§ What is needed: Entries follow. Set all of them down as they stand.

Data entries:
<<<<

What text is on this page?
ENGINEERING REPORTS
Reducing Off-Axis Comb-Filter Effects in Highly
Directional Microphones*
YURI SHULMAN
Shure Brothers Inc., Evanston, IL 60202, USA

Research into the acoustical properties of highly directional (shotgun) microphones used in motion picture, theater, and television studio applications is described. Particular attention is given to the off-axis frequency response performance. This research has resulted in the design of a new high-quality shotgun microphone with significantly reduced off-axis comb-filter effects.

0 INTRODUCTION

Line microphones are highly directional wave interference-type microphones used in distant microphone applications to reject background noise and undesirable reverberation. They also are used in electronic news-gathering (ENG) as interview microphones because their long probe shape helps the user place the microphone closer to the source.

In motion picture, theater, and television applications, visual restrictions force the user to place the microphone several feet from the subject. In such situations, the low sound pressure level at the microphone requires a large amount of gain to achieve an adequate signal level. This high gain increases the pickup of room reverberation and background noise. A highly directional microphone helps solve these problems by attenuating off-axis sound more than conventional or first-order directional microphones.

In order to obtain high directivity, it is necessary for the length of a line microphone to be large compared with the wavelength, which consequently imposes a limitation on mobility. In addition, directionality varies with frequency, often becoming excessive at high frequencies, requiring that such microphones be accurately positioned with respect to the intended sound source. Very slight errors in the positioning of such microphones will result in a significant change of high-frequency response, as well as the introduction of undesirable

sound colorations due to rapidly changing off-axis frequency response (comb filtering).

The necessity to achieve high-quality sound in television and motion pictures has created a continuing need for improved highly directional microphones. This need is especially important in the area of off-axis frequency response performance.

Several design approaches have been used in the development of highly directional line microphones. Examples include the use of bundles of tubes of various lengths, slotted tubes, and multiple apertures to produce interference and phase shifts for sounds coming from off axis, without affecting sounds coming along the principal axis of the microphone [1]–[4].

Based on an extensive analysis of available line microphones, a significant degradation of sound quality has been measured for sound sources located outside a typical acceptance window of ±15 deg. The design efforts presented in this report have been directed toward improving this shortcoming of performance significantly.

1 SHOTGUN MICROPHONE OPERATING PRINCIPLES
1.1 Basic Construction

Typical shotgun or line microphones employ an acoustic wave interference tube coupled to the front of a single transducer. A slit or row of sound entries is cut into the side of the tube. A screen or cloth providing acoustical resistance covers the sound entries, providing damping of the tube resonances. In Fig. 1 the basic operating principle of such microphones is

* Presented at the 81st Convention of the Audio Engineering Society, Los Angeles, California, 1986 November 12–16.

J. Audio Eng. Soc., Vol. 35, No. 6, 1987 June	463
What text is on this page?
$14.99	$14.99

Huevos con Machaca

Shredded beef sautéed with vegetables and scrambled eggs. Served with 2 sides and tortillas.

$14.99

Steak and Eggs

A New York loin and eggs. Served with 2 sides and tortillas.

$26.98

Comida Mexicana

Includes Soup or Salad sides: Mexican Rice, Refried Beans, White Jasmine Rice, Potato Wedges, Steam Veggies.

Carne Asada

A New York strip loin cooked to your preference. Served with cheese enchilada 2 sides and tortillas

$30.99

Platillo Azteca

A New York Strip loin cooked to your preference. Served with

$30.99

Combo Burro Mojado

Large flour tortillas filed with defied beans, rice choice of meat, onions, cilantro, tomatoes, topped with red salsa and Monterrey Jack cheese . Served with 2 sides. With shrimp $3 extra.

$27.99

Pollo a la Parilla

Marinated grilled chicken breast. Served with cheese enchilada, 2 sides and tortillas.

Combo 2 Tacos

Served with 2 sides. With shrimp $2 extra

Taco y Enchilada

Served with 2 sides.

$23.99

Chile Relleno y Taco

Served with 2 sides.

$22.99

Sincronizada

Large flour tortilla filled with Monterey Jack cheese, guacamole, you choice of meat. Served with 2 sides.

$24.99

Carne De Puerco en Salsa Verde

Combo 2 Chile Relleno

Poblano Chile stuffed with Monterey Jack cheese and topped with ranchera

>>>>

§ Written solution:
What text is on this page?
ENGINEERING REPORTS
Reducing Off-Axis Comb-Filter Effects in Highly
Directional Microphones*
YURI SHULMAN
Shure Brothers Inc., Evanston, IL 60202, USA

Research into the acoustical properties of highly directional (shotgun) microphones used in motion picture, theater, and television studio applications is described. Particular attention is given to the off-axis frequency response performance. This research has resulted in the design of a new high-quality shotgun microphone with significantly reduced off-axis comb-filter effects.

0 INTRODUCTION

Line microphones are highly directional wave interference-type microphones used in distant microphone applications to reject background noise and undesirable reverberation. They also are used in electronic news-gathering (ENG) as interview microphones because their long probe shape helps the user place the microphone closer to the source.

In motion picture, theater, and television applications, visual restrictions force the user to place the microphone several feet from the subject. In such situations, the low sound pressure level at the microphone requires a large amount of gain to achieve an adequate signal level. This high gain increases the pickup of room reverberation and background noise. A highly directional microphone helps solve these problems by attenuating off-axis sound more than conventional or first-order directional microphones.

In order to obtain high directivity, it is necessary for the length of a line microphone to be large compared with the wavelength, which consequently imposes a limitation on mobility. In addition, directionality varies with frequency, often becoming excessive at high frequencies, requiring that such microphones be accurately positioned with respect to the intended sound source. Very slight errors in the positioning of such microphones will result in a significant change of high-frequency response, as well as the introduction of undesirable

sound colorations due to rapidly changing off-axis frequency response (comb filtering).

The necessity to achieve high-quality sound in television and motion pictures has created a continuing need for improved highly directional microphones. This need is especially important in the area of off-axis frequency response performance.

Several design approaches have been used in the development of highly directional line microphones. Examples include the use of bundles of tubes of various lengths, slotted tubes, and multiple apertures to produce interference and phase shifts for sounds coming from off axis, without affecting sounds coming along the principal axis of the microphone [1]–[4].

Based on an extensive analysis of available line microphones, a significant degradation of sound quality has been measured for sound sources located outside a typical acceptance window of ±15 deg. The design efforts presented in this report have been directed toward improving this shortcoming of performance significantly.

1 SHOTGUN MICROPHONE OPERATING PRINCIPLES
1.1 Basic Construction

Typical shotgun or line microphones employ an acoustic wave interference tube coupled to the front of a single transducer. A slit or row of sound entries is cut into the side of the tube. A screen or cloth providing acoustical resistance covers the sound entries, providing damping of the tube resonances. In Fig. 1 the basic operating principle of such microphones is

* Presented at the 81st Convention of the Audio Engineering Society, Los Angeles, California, 1986 November 12–16.

J. Audio Eng. Soc., Vol. 35, No. 6, 1987 June	463
What text is on this page?
$14.99	$14.99

Huevos con Machaca

Shredded beef sautéed with vegetables and scrambled eggs. Served with 2 sides and tortillas.

$14.99

Steak and Eggs

A New York loin and eggs. Served with 2 sides and tortillas.

$26.98

Comida Mexicana

Includes Soup or Salad sides: Mexican Rice, Refried Beans, White Jasmine Rice, Potato Wedges, Steam Veggies.

Carne Asada

A New York strip loin cooked to your preference. Served with cheese enchilada 2 sides and tortillas

$30.99

Platillo Azteca

A New York Strip loin cooked to your preference. Served with

$30.99

Combo Burro Mojado

Large flour tortillas filed with defied beans, rice choice of meat, onions, cilantro, tomatoes, topped with red salsa and Monterrey Jack cheese . Served with 2 sides. With shrimp $3 extra.

$27.99

Pollo a la Parilla

Marinated grilled chicken breast. Served with cheese enchilada, 2 sides and tortillas.

Combo 2 Tacos

Served with 2 sides. With shrimp $2 extra

Taco y Enchilada

Served with 2 sides.

$23.99

Chile Relleno y Taco

Served with 2 sides.

$22.99

Sincronizada

Large flour tortilla filled with Monterey Jack cheese, guacamole, you choice of meat. Served with 2 sides.

$24.99

Carne De Puerco en Salsa Verde

Combo 2 Chile Relleno

Poblano Chile stuffed with Monterey Jack cheese and topped with ranchera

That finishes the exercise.